Abstract 4331

Liver involvement in childhood acute lymphoblastic leukemia (ALL) at presentation is common with hepatomegaly but severe impairment or hepatitis is rare with only 9 reported cases. The need to start anti-leukemic treatment despite the potential hazard of severe liver failure poses a clinical dilemma. We report a 6 year old girl who presented with jaundice, fever, vomiting and diarrhoea, cytopenia, hyperbilirubinemia of 5.7 mg/dl (direct 5.2), ASAT of 3389, ALAT of 2747 U/L, increased INR to 1.33, but normal ammonia. An acute common-ALL was diagnosed and serology, PCR-studies and cultures were negative for viruses causing hepatitis. Liver biopsy revealed diffuse hepatic blast infiltration, piecemeal necrosis and hepatocellular cholestasis without signs of infectious hepatitis. We treated the patient according to the ALL-BFM-2000-protocol without dose reductions and on day 8, hyperbilirubinemia had completely normalized and liver enzymes had significantly decreased. Further therapy was uneventful and the patient is alive and well 12 month after diagnosis, without any signs of hepatic dysfunction. Reviewing the literature on children with ALL presenting with hepatitis revealed 9 patients with a mean age of 8.8 years (range 4 to 15), female to male ratio of 2.0 and precursor B-cell immunophenotype in 8/9 patients. Patients had a mean bilirubin of 8.7 mg/dl (range 2 – 16.5), 3 had highly elevated transaminases above 2000 U/L, and two of them died initially. Another patient with moderately increased liver enzymes but hepatic encephalopathy needed transient hemofiltration, but survived. In none of the reported cases a viral organism has been identified and abnormal liver function normalized during chemotherapy in most of the patients. This indicates, that leukemia rather than infection was responsible for hepatitis. In conclusion, severe hepatitis in children with ALL is rare, seems to affect the older girl, and highly elevated liver enzymes are associated with early death. After infective organisms have been excluded, instant start of an effective induction therapy is required, even despite severe hepatitis, most probably caused by blast infiltration.

Dataset entries:
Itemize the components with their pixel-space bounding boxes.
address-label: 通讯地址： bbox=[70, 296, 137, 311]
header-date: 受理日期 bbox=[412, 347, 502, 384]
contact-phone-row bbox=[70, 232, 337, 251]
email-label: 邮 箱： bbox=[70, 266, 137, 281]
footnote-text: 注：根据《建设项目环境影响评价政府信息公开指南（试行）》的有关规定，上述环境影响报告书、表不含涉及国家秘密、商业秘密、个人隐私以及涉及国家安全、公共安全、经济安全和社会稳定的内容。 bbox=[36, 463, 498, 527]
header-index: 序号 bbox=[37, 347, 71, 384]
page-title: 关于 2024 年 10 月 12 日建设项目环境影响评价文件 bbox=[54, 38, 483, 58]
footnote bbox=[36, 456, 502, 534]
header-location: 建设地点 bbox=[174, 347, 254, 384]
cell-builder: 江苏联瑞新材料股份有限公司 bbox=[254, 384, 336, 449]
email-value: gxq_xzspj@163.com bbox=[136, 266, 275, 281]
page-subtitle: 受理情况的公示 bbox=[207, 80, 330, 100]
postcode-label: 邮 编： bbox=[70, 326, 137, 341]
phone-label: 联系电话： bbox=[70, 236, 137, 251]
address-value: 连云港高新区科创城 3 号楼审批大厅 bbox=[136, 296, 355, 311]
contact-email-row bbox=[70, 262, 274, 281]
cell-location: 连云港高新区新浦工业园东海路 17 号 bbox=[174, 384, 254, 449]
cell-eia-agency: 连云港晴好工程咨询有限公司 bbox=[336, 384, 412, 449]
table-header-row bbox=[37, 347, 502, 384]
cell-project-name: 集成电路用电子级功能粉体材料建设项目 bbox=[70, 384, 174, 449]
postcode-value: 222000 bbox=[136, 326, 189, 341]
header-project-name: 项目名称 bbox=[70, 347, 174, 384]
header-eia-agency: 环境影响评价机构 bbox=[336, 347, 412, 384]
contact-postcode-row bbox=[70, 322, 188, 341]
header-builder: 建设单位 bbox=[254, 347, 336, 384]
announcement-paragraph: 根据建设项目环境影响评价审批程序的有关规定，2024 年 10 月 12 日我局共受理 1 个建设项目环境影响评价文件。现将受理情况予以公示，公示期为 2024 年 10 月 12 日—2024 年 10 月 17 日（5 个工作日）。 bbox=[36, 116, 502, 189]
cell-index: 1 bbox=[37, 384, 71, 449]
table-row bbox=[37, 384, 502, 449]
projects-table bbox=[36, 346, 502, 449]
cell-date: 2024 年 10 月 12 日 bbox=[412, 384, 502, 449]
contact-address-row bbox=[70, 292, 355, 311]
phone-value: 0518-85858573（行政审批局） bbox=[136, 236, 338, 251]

_COMPLETE THE FOLLOWING_.
A – Translate this sentence from the abstract on childhood leukemia into Spanish: "The need to start anti-leukemic treatment despite the potential hazard of severe liver failure poses a clinical dilemma."
B – Using the abstract on childhood leukemia, answer these questions:
(i) How old was the girl whose case is reported?
(ii) What did her liver biopsy reveal?
(iii) What was the mean age of the 9 patients found in the literature review?
C – Please rewrite the paragraph of the abstract beginning "Liver involvement in childhood acute lymphoblastic leukemia" as a brief bulleted list that keeps its main facts.

_RESULTS IN ORDER_.
A – La necesidad de iniciar el tratamiento antileucémico a pesar del riesgo potencial de insuficiencia hepática grave plantea un dilema clínico.

B –
(i) She was 6 years old.
(ii) It revealed diffuse hepatic blast infiltration, piecemeal necrosis and hepatocellular cholestasis without signs of infectious hepatitis.
(iii) Their mean age was 8.8 years (range 4 to 15).

C –
- Liver involvement with hepatomegaly is common when childhood ALL presents, but severe hepatitis is rare, with only 9 reported cases.
- Starting anti-leukemic treatment despite the risk of severe liver failure is a clinical dilemma.
- Case: a 6-year-old girl presented with jaundice, fever, vomiting, diarrhoea, cytopenia, bilirubin of 5.7 mg/dl, ASAT 3389 and ALAT 2747 U/L, INR 1.33, and normal ammonia.
- She was diagnosed with acute common-ALL, and tests for viruses causing hepatitis were negative.
- Her liver biopsy showed diffuse blast infiltration, piecemeal necrosis and cholestasis, with no sign of infectious hepatitis.
- She was treated on the ALL-BFM-2000 protocol without dose reductions. By day 8 her bilirubin had normalized and her liver enzymes had fallen significantly.
- She was alive and well 12 months after diagnosis, with no hepatic dysfunction.
- The literature review found 9 patients with a mean age of 8.8 years and a female-to-male ratio of 2.0. Eight of them had precursor B-cell immunophenotype.
- Their mean bilirubin was 8.7 mg/dl. Three had transaminases above 2000 U/L, and two of those died initially. One patient with hepatic encephalopathy needed transient hemofiltration and survived.
- No virus was found in any case, and liver function mostly normalized during chemotherapy, which points to leukemia rather than infection as the cause.
- Conclusion: severe hepatitis in childhood ALL is rare and seems to affect older girls, and highly elevated liver enzymes are linked to early death. Once infection is excluded, effective induction therapy should start at once, even despite severe hepatitis.